# START OF Provided data
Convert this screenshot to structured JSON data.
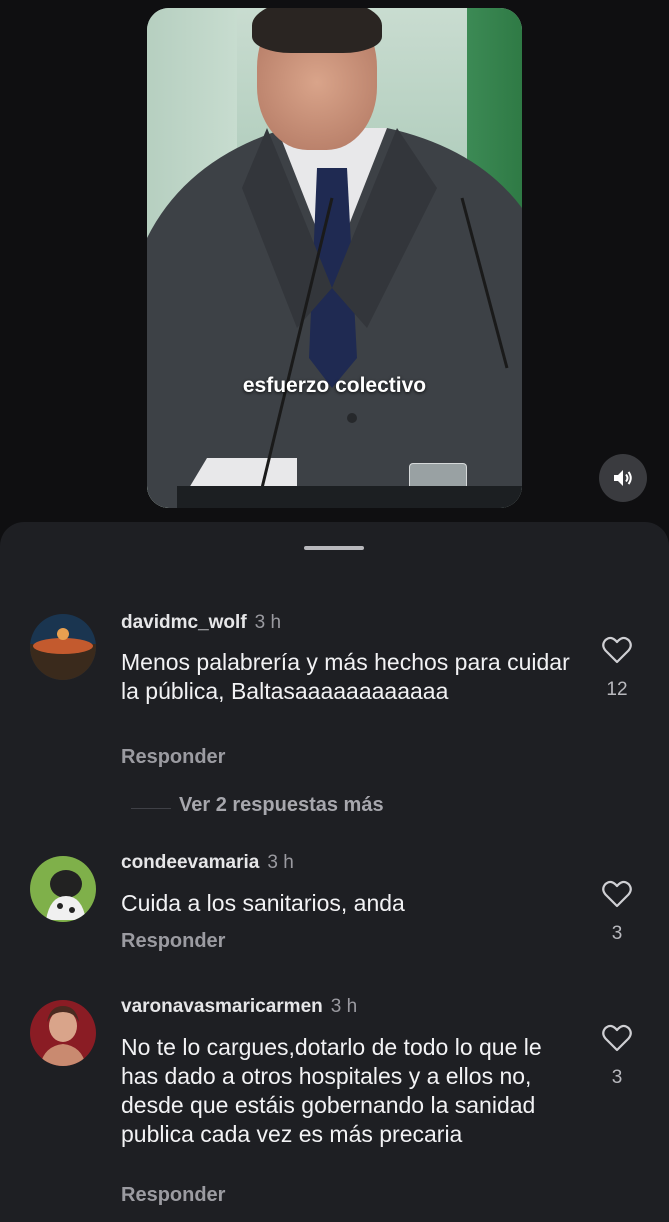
{
  "video": {
    "caption": "esfuerzo colectivo",
    "sound_icon": "speaker-icon"
  },
  "comments": [
    {
      "username": "davidmc_wolf",
      "time": "3 h",
      "text": "Menos palabrería y más hechos para cuidar la pública, Baltasaaaaaaaaaaaa",
      "reply_label": "Responder",
      "likes": "12",
      "avatar_colors": [
        "#1a3550",
        "#c35a2e",
        "#3a2a1c"
      ]
    },
    {
      "username": "condeevamaria",
      "time": "3 h",
      "text": "Cuida a los sanitarios, anda",
      "reply_label": "Responder",
      "likes": "3",
      "avatar_colors": [
        "#7fb04a",
        "#222222",
        "#f0f0f0"
      ]
    },
    {
      "username": "varonavasmaricarmen",
      "time": "3 h",
      "text": "No te lo cargues,dotarlo de todo lo que le has dado a otros hospitales y a ellos no, desde que estáis gobernando la sanidad publica cada vez es más precaria",
      "reply_label": "Responder",
      "likes": "3",
      "avatar_colors": [
        "#8a1c24",
        "#d9a48a",
        "#4a2a20"
      ]
    }
  ],
  "more_replies_label": "Ver 2 respuestas más"
}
# END OF Provided data
Output all of the data exactly as it stands, minus any images.

** Written answer **
Convert this screenshot to structured JSON data.
{
  "video": {
    "caption": "esfuerzo colectivo",
    "sound_icon": "speaker-icon"
  },
  "comments": [
    {
      "username": "davidmc_wolf",
      "time": "3 h",
      "text": "Menos palabrería y más hechos para cuidar la pública, Baltasaaaaaaaaaaaa",
      "reply_label": "Responder",
      "likes": "12",
      "avatar_colors": [
        "#1a3550",
        "#c35a2e",
        "#3a2a1c"
      ]
    },
    {
      "username": "condeevamaria",
      "time": "3 h",
      "text": "Cuida a los sanitarios, anda",
      "reply_label": "Responder",
      "likes": "3",
      "avatar_colors": [
        "#7fb04a",
        "#222222",
        "#f0f0f0"
      ]
    },
    {
      "username": "varonavasmaricarmen",
      "time": "3 h",
      "text": "No te lo cargues,dotarlo de todo lo que le has dado a otros hospitales y a ellos no, desde que estáis gobernando la sanidad publica cada vez es más precaria",
      "reply_label": "Responder",
      "likes": "3",
      "avatar_colors": [
        "#8a1c24",
        "#d9a48a",
        "#4a2a20"
      ]
    }
  ],
  "more_replies_label": "Ver 2 respuestas más"
}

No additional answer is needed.